▶ Requirement: Reproduce the lines without any change, starting from the first one and running through the line that contains "y-tick-label: 19 bbox=[1177, 342, 1185, 349]", inclusive.

════════

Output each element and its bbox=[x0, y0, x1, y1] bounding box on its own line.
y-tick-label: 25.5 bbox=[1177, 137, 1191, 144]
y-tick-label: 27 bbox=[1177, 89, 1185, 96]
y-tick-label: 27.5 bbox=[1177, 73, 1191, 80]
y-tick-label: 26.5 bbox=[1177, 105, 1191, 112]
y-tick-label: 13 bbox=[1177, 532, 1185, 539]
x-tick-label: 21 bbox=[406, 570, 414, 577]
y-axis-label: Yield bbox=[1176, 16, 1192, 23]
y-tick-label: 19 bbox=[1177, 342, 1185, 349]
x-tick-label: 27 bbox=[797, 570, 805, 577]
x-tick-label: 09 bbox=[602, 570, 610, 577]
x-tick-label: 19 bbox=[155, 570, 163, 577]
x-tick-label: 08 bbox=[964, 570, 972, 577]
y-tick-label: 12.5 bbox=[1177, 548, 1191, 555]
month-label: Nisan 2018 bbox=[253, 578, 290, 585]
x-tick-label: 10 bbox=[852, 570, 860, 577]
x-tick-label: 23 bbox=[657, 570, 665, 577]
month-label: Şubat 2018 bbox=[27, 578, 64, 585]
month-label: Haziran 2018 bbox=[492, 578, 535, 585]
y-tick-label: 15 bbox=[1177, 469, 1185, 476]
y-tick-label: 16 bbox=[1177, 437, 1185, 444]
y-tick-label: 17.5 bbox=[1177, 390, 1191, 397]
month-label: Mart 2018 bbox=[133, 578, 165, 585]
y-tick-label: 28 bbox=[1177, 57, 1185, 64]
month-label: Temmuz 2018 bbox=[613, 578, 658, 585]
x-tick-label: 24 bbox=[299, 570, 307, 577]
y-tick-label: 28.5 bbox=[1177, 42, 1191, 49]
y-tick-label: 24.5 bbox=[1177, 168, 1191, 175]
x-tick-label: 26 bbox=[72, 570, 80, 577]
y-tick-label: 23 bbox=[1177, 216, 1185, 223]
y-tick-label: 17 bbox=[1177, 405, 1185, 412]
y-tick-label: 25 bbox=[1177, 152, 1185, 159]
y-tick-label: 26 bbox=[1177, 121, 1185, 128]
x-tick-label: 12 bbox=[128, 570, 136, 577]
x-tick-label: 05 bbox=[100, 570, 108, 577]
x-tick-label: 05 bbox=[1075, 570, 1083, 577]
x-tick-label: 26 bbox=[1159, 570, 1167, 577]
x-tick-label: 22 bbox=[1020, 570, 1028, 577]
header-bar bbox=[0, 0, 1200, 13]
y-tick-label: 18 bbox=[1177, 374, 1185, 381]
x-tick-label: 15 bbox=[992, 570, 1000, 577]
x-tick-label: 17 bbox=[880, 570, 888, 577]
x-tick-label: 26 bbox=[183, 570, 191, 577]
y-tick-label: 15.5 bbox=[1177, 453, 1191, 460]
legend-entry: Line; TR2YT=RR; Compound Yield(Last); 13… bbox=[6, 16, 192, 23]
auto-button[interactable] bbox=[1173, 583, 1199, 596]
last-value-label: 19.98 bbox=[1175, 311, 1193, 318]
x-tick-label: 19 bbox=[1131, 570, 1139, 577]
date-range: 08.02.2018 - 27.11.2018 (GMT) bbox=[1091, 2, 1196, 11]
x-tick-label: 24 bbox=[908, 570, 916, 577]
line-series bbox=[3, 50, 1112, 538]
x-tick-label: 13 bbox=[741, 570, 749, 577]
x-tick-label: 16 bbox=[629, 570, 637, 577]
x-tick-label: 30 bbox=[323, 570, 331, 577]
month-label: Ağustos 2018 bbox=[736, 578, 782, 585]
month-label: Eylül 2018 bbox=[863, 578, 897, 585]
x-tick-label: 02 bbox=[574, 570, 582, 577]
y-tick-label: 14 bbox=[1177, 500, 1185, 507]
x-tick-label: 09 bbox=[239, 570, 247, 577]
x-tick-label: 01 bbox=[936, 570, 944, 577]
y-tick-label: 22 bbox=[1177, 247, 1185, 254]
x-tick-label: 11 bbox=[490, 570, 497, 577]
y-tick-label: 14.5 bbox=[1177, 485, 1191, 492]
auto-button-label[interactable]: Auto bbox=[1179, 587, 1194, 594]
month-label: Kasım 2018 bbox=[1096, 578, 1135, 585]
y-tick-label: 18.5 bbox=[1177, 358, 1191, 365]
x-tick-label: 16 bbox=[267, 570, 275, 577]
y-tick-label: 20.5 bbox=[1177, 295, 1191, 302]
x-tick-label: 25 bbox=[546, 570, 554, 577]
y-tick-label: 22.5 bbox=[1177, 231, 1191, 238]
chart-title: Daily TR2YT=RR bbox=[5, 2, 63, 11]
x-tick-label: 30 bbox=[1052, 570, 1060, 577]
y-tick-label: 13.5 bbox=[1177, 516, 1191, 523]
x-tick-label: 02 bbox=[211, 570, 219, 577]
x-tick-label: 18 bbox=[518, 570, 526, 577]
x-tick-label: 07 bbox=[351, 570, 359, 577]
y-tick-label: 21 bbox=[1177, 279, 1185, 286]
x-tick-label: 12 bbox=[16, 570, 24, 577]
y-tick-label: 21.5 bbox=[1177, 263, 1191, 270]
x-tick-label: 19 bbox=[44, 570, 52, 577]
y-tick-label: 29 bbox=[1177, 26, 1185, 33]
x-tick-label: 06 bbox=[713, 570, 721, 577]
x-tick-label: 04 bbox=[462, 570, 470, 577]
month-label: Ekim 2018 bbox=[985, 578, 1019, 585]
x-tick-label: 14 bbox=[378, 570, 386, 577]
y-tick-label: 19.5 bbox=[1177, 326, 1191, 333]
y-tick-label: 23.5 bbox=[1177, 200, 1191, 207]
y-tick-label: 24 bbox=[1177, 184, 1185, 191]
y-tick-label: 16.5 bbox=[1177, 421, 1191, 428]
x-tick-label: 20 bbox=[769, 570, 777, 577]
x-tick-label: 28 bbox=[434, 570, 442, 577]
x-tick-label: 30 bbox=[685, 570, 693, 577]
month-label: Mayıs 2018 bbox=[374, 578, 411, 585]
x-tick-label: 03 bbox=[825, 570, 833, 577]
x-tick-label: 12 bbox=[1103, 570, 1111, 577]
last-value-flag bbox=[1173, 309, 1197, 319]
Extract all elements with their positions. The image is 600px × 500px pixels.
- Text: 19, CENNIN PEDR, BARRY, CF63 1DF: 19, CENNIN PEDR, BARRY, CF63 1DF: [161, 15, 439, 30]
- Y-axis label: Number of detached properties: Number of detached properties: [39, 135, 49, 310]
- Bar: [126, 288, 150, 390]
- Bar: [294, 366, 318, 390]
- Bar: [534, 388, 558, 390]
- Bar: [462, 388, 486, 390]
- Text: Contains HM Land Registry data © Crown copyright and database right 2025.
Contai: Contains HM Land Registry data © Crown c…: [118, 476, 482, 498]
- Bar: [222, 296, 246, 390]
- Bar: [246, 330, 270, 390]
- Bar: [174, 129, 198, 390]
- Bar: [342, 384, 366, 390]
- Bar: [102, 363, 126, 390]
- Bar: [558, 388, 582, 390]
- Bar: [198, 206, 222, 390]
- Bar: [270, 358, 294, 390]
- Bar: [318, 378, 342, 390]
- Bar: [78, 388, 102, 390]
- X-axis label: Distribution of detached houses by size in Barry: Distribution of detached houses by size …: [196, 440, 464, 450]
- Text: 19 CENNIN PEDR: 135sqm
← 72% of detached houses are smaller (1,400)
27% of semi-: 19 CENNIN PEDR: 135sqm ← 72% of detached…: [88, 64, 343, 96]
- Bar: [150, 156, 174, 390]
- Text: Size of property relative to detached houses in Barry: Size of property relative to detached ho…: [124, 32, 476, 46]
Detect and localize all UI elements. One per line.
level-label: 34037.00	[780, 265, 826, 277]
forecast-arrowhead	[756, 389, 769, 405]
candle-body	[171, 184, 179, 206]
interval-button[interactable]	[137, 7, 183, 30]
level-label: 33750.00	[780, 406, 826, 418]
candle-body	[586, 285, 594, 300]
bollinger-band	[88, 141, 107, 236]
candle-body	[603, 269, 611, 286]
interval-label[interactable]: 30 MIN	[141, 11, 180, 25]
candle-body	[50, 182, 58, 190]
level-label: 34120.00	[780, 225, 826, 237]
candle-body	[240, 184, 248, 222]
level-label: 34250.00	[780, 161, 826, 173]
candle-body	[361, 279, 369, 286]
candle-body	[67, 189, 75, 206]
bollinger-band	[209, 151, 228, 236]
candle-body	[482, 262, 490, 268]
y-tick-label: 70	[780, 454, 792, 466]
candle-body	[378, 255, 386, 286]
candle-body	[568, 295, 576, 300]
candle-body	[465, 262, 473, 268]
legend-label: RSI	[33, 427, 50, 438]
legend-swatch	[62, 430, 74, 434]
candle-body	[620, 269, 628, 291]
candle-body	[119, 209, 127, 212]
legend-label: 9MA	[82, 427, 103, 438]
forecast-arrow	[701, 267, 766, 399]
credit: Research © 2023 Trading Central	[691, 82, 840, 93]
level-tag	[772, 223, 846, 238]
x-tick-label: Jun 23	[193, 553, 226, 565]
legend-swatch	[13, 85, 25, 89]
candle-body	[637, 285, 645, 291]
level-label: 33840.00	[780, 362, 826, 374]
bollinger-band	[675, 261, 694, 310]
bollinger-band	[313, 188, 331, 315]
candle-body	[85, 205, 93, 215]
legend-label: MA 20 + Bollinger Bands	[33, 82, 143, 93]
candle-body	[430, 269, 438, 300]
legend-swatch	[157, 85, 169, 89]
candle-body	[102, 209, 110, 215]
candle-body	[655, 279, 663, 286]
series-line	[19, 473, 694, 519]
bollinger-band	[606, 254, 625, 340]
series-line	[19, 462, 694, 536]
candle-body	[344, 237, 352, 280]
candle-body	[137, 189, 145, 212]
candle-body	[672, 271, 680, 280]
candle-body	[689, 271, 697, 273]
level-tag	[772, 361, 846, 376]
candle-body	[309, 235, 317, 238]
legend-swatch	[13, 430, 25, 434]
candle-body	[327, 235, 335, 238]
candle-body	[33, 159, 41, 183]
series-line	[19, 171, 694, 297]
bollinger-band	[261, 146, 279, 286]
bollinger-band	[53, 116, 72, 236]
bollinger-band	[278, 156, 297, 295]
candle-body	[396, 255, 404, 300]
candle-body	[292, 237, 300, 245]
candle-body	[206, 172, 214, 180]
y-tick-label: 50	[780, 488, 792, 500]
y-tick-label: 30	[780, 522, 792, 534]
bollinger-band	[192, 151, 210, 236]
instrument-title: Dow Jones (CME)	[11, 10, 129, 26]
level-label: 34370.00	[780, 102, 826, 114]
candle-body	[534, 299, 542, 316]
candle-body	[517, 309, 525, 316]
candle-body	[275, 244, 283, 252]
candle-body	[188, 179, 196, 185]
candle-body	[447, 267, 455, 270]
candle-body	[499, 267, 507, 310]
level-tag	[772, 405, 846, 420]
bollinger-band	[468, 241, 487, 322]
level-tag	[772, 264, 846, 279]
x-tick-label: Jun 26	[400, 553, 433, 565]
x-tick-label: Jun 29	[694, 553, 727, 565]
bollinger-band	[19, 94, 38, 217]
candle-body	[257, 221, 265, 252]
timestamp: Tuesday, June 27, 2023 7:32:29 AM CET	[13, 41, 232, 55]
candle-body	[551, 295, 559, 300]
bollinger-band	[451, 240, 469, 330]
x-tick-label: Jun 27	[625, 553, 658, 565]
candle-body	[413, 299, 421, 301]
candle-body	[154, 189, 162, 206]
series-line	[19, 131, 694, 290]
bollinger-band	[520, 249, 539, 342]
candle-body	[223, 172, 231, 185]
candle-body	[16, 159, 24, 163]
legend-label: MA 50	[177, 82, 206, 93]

════════

▶ Response to this exercise:
Output each element and its bbox=[x0, y0, x1, y1] bounding box on its own line.
y-tick-label: 25.5 bbox=[1177, 137, 1191, 144]
y-tick-label: 27 bbox=[1177, 89, 1185, 96]
y-tick-label: 27.5 bbox=[1177, 73, 1191, 80]
y-tick-label: 26.5 bbox=[1177, 105, 1191, 112]
y-tick-label: 13 bbox=[1177, 532, 1185, 539]
x-tick-label: 21 bbox=[406, 570, 414, 577]
y-axis-label: Yield bbox=[1176, 16, 1192, 23]
y-tick-label: 19 bbox=[1177, 342, 1185, 349]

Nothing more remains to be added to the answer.